AIM OF THE TASK
Reproduce the whole listing, character for character.

DATA RECORDS
##############################

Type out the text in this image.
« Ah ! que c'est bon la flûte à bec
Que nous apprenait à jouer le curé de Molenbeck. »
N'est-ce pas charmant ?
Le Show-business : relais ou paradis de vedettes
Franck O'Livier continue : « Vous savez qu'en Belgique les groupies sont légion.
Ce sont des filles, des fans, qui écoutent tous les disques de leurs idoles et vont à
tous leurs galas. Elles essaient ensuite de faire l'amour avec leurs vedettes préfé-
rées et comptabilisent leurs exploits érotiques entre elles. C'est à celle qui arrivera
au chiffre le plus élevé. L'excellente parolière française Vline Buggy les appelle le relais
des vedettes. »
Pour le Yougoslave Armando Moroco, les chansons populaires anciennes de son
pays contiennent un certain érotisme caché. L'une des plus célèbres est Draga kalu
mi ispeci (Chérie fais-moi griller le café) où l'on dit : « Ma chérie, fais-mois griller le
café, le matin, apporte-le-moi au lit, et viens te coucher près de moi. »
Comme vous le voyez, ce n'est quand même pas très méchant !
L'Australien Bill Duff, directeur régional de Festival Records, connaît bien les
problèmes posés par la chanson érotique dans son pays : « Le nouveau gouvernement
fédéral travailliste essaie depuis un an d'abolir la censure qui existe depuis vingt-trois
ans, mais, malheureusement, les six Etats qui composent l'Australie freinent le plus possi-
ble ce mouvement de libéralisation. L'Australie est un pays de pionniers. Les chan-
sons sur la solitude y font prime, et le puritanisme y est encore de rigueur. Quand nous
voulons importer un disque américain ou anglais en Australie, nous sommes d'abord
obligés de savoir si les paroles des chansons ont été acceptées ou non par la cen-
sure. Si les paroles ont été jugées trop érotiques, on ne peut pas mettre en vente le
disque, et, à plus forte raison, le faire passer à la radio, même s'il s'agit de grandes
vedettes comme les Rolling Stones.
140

##############################

RESULT OF THE EXERCISE
Type out the text in this image.
« Ah ! que c'est bon la flûte à bec
Que nous apprenait à jouer le curé de Molenbeck. »
N'est-ce pas charmant ?
Le Show-business : relais ou paradis de vedettes
Franck O'Livier continue : « Vous savez qu'en Belgique les groupies sont légion.
Ce sont des filles, des fans, qui écoutent tous les disques de leurs idoles et vont à
tous leurs galas. Elles essaient ensuite de faire l'amour avec leurs vedettes préfé-
rées et comptabilisent leurs exploits érotiques entre elles. C'est à celle qui arrivera
au chiffre le plus élevé. L'excellente parolière française Vline Buggy les appelle le relais
des vedettes. »
Pour le Yougoslave Armando Moroco, les chansons populaires anciennes de son
pays contiennent un certain érotisme caché. L'une des plus célèbres est Draga kalu
mi ispeci (Chérie fais-moi griller le café) où l'on dit : « Ma chérie, fais-mois griller le
café, le matin, apporte-le-moi au lit, et viens te coucher près de moi. »
Comme vous le voyez, ce n'est quand même pas très méchant !
L'Australien Bill Duff, directeur régional de Festival Records, connaît bien les
problèmes posés par la chanson érotique dans son pays : « Le nouveau gouvernement
fédéral travailliste essaie depuis un an d'abolir la censure qui existe depuis vingt-trois
ans, mais, malheureusement, les six Etats qui composent l'Australie freinent le plus possi-
ble ce mouvement de libéralisation. L'Australie est un pays de pionniers. Les chan-
sons sur la solitude y font prime, et le puritanisme y est encore de rigueur. Quand nous
voulons importer un disque américain ou anglais en Australie, nous sommes d'abord
obligés de savoir si les paroles des chansons ont été acceptées ou non par la cen-
sure. Si les paroles ont été jugées trop érotiques, on ne peut pas mettre en vente le
disque, et, à plus forte raison, le faire passer à la radio, même s'il s'agit de grandes
vedettes comme les Rolling Stones.
140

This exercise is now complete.